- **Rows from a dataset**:
········
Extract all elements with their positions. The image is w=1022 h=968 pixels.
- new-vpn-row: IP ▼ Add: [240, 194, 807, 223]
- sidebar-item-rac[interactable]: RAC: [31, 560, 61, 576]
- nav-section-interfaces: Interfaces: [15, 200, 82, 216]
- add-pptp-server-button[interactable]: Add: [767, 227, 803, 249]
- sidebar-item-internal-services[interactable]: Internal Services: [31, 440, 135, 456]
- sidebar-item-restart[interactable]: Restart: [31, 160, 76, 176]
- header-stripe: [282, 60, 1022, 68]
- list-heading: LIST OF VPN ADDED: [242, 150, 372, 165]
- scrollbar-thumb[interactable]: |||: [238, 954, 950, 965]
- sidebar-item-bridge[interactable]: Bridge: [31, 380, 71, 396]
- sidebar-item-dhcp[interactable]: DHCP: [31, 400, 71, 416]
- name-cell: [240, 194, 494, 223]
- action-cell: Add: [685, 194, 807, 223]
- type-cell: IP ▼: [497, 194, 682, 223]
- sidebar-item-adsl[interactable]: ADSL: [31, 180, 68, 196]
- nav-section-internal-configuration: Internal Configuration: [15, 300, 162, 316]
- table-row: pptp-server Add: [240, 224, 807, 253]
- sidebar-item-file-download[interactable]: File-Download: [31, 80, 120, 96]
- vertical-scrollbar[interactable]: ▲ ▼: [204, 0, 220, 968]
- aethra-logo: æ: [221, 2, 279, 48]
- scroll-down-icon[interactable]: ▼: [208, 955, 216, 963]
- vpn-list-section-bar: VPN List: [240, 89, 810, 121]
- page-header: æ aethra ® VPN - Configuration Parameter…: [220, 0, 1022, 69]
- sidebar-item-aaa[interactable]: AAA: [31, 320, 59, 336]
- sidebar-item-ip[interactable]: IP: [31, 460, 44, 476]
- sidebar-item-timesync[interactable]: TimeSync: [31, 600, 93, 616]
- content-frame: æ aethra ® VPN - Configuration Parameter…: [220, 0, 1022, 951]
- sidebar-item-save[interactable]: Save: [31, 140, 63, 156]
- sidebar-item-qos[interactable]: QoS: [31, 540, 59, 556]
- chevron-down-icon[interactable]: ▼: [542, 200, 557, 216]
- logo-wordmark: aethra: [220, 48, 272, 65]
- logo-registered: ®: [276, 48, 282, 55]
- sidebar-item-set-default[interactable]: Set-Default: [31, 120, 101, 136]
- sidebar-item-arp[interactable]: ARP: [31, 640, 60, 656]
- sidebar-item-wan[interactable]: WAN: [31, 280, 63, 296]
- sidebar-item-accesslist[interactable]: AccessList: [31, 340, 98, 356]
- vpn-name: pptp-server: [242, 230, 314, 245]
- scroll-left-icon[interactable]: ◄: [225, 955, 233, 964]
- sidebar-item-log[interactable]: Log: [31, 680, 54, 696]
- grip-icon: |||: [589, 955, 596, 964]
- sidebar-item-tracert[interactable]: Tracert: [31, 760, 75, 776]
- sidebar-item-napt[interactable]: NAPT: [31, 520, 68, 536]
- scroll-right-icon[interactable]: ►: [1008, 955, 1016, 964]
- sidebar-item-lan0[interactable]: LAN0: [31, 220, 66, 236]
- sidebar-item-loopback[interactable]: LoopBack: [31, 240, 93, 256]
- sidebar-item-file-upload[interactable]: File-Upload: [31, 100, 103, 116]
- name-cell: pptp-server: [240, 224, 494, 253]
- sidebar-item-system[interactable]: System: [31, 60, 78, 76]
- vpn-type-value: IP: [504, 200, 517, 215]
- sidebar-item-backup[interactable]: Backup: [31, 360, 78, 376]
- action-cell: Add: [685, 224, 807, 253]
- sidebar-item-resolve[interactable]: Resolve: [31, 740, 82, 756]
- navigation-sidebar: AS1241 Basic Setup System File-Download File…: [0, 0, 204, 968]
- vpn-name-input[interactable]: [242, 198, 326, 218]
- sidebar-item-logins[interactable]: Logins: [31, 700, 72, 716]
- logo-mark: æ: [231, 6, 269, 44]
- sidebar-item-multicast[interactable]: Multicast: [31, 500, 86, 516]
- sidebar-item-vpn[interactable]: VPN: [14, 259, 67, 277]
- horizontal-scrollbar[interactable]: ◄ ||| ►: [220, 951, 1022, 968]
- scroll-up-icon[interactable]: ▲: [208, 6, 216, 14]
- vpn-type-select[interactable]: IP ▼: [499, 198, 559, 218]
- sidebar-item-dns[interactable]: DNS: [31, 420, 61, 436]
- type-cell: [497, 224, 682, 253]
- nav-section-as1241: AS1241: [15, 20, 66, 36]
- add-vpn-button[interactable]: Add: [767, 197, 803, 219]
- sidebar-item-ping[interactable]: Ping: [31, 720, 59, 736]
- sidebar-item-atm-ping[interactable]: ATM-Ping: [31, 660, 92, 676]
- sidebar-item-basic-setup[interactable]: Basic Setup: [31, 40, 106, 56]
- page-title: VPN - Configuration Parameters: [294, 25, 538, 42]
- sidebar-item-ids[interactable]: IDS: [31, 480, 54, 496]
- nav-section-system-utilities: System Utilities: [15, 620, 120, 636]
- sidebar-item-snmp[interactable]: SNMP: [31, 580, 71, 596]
········
- **Task details**:
Swap "interactable" for "clickable" throughout the records above, and write all the lines out again with nothing else changed.

- **Result of the task**:
Extract all elements with their positions. The image is w=1022 h=968 pixels.
- new-vpn-row: IP ▼ Add: [240, 194, 807, 223]
- sidebar-item-rac[clickable]: RAC: [31, 560, 61, 576]
- nav-section-interfaces: Interfaces: [15, 200, 82, 216]
- add-pptp-server-button[clickable]: Add: [767, 227, 803, 249]
- sidebar-item-internal-services[clickable]: Internal Services: [31, 440, 135, 456]
- sidebar-item-restart[clickable]: Restart: [31, 160, 76, 176]
- header-stripe: [282, 60, 1022, 68]
- list-heading: LIST OF VPN ADDED: [242, 150, 372, 165]
- scrollbar-thumb[clickable]: |||: [238, 954, 950, 965]
- sidebar-item-bridge[clickable]: Bridge: [31, 380, 71, 396]
- sidebar-item-dhcp[clickable]: DHCP: [31, 400, 71, 416]
- name-cell: [240, 194, 494, 223]
- action-cell: Add: [685, 194, 807, 223]
- type-cell: IP ▼: [497, 194, 682, 223]
- sidebar-item-adsl[clickable]: ADSL: [31, 180, 68, 196]
- nav-section-internal-configuration: Internal Configuration: [15, 300, 162, 316]
- table-row: pptp-server Add: [240, 224, 807, 253]
- sidebar-item-file-download[clickable]: File-Download: [31, 80, 120, 96]
- vertical-scrollbar[clickable]: ▲ ▼: [204, 0, 220, 968]
- aethra-logo: æ: [221, 2, 279, 48]
- scroll-down-icon[clickable]: ▼: [208, 955, 216, 963]
- vpn-list-section-bar: VPN List: [240, 89, 810, 121]
- page-header: æ aethra ® VPN - Configuration Parameter…: [220, 0, 1022, 69]
- sidebar-item-aaa[clickable]: AAA: [31, 320, 59, 336]
- sidebar-item-ip[clickable]: IP: [31, 460, 44, 476]
- sidebar-item-timesync[clickable]: TimeSync: [31, 600, 93, 616]
- content-frame: æ aethra ® VPN - Configuration Parameter…: [220, 0, 1022, 951]
- sidebar-item-save[clickable]: Save: [31, 140, 63, 156]
- sidebar-item-qos[clickable]: QoS: [31, 540, 59, 556]
- chevron-down-icon[clickable]: ▼: [542, 200, 557, 216]
- logo-wordmark: aethra: [220, 48, 272, 65]
- logo-registered: ®: [276, 48, 282, 55]
- sidebar-item-set-default[clickable]: Set-Default: [31, 120, 101, 136]
- sidebar-item-arp[clickable]: ARP: [31, 640, 60, 656]
- sidebar-item-wan[clickable]: WAN: [31, 280, 63, 296]
- sidebar-item-accesslist[clickable]: AccessList: [31, 340, 98, 356]
- vpn-name: pptp-server: [242, 230, 314, 245]
- scroll-left-icon[clickable]: ◄: [225, 955, 233, 964]
- sidebar-item-log[clickable]: Log: [31, 680, 54, 696]
- grip-icon: |||: [589, 955, 596, 964]
- sidebar-item-tracert[clickable]: Tracert: [31, 760, 75, 776]
- sidebar-item-napt[clickable]: NAPT: [31, 520, 68, 536]
- scroll-right-icon[clickable]: ►: [1008, 955, 1016, 964]
- sidebar-item-lan0[clickable]: LAN0: [31, 220, 66, 236]
- sidebar-item-loopback[clickable]: LoopBack: [31, 240, 93, 256]
- sidebar-item-file-upload[clickable]: File-Upload: [31, 100, 103, 116]
- name-cell: pptp-server: [240, 224, 494, 253]
- sidebar-item-system[clickable]: System: [31, 60, 78, 76]
- vpn-type-value: IP: [504, 200, 517, 215]
- sidebar-item-backup[clickable]: Backup: [31, 360, 78, 376]
- action-cell: Add: [685, 224, 807, 253]
- sidebar-item-resolve[clickable]: Resolve: [31, 740, 82, 756]
- navigation-sidebar: AS1241 Basic Setup System File-Download File…: [0, 0, 204, 968]
- vpn-name-input[clickable]: [242, 198, 326, 218]
- sidebar-item-logins[clickable]: Logins: [31, 700, 72, 716]
- logo-mark: æ: [231, 6, 269, 44]
- sidebar-item-multicast[clickable]: Multicast: [31, 500, 86, 516]
- sidebar-item-vpn[clickable]: VPN: [14, 259, 67, 277]
- horizontal-scrollbar[clickable]: ◄ ||| ►: [220, 951, 1022, 968]
- scroll-up-icon[clickable]: ▲: [208, 6, 216, 14]
- vpn-type-select[clickable]: IP ▼: [499, 198, 559, 218]
- sidebar-item-dns[clickable]: DNS: [31, 420, 61, 436]
- type-cell: [497, 224, 682, 253]
- nav-section-as1241: AS1241: [15, 20, 66, 36]
- add-vpn-button[clickable]: Add: [767, 197, 803, 219]
- sidebar-item-ping[clickable]: Ping: [31, 720, 59, 736]
- sidebar-item-atm-ping[clickable]: ATM-Ping: [31, 660, 92, 676]
- sidebar-item-basic-setup[clickable]: Basic Setup: [31, 40, 106, 56]
- page-title: VPN - Configuration Parameters: [294, 25, 538, 42]
- sidebar-item-ids[clickable]: IDS: [31, 480, 54, 496]
- nav-section-system-utilities: System Utilities: [15, 620, 120, 636]
- sidebar-item-snmp[clickable]: SNMP: [31, 580, 71, 596]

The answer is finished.